Provided data:
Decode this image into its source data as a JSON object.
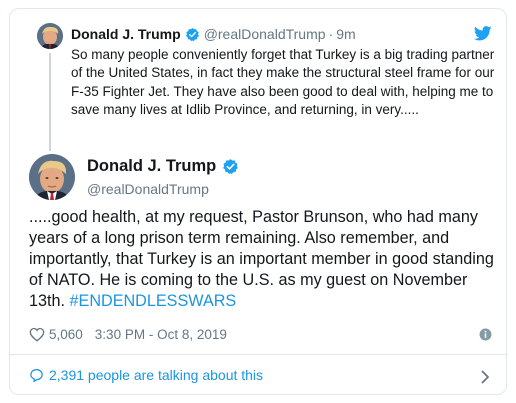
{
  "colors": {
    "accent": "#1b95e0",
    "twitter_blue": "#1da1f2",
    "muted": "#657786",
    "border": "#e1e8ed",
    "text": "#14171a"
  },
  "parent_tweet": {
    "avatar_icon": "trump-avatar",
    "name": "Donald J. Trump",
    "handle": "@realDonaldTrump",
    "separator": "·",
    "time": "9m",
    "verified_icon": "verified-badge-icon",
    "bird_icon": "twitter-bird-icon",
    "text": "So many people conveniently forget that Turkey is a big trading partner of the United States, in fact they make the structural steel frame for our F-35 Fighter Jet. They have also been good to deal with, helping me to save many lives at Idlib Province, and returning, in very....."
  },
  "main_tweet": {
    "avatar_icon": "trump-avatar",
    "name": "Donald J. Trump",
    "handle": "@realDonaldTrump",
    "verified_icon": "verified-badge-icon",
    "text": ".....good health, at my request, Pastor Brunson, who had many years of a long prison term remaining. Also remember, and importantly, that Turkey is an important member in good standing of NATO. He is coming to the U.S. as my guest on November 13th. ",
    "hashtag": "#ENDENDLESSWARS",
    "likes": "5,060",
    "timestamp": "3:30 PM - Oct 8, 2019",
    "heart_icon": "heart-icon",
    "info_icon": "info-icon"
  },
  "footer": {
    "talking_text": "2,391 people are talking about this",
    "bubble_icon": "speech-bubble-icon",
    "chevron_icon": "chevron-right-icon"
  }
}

Task prompt: Without including the pictures, return each record above exactly as it stands.

Answer for the task:
Decode this image into its source data as a JSON object.
{
  "colors": {
    "accent": "#1b95e0",
    "twitter_blue": "#1da1f2",
    "muted": "#657786",
    "border": "#e1e8ed",
    "text": "#14171a"
  },
  "parent_tweet": {
    "avatar_icon": "trump-avatar",
    "name": "Donald J. Trump",
    "handle": "@realDonaldTrump",
    "separator": "·",
    "time": "9m",
    "verified_icon": "verified-badge-icon",
    "bird_icon": "twitter-bird-icon",
    "text": "So many people conveniently forget that Turkey is a big trading partner of the United States, in fact they make the structural steel frame for our F-35 Fighter Jet. They have also been good to deal with, helping me to save many lives at Idlib Province, and returning, in very....."
  },
  "main_tweet": {
    "avatar_icon": "trump-avatar",
    "name": "Donald J. Trump",
    "handle": "@realDonaldTrump",
    "verified_icon": "verified-badge-icon",
    "text": ".....good health, at my request, Pastor Brunson, who had many years of a long prison term remaining. Also remember, and importantly, that Turkey is an important member in good standing of NATO. He is coming to the U.S. as my guest on November 13th. ",
    "hashtag": "#ENDENDLESSWARS",
    "likes": "5,060",
    "timestamp": "3:30 PM - Oct 8, 2019",
    "heart_icon": "heart-icon",
    "info_icon": "info-icon"
  },
  "footer": {
    "talking_text": "2,391 people are talking about this",
    "bubble_icon": "speech-bubble-icon",
    "chevron_icon": "chevron-right-icon"
  }
}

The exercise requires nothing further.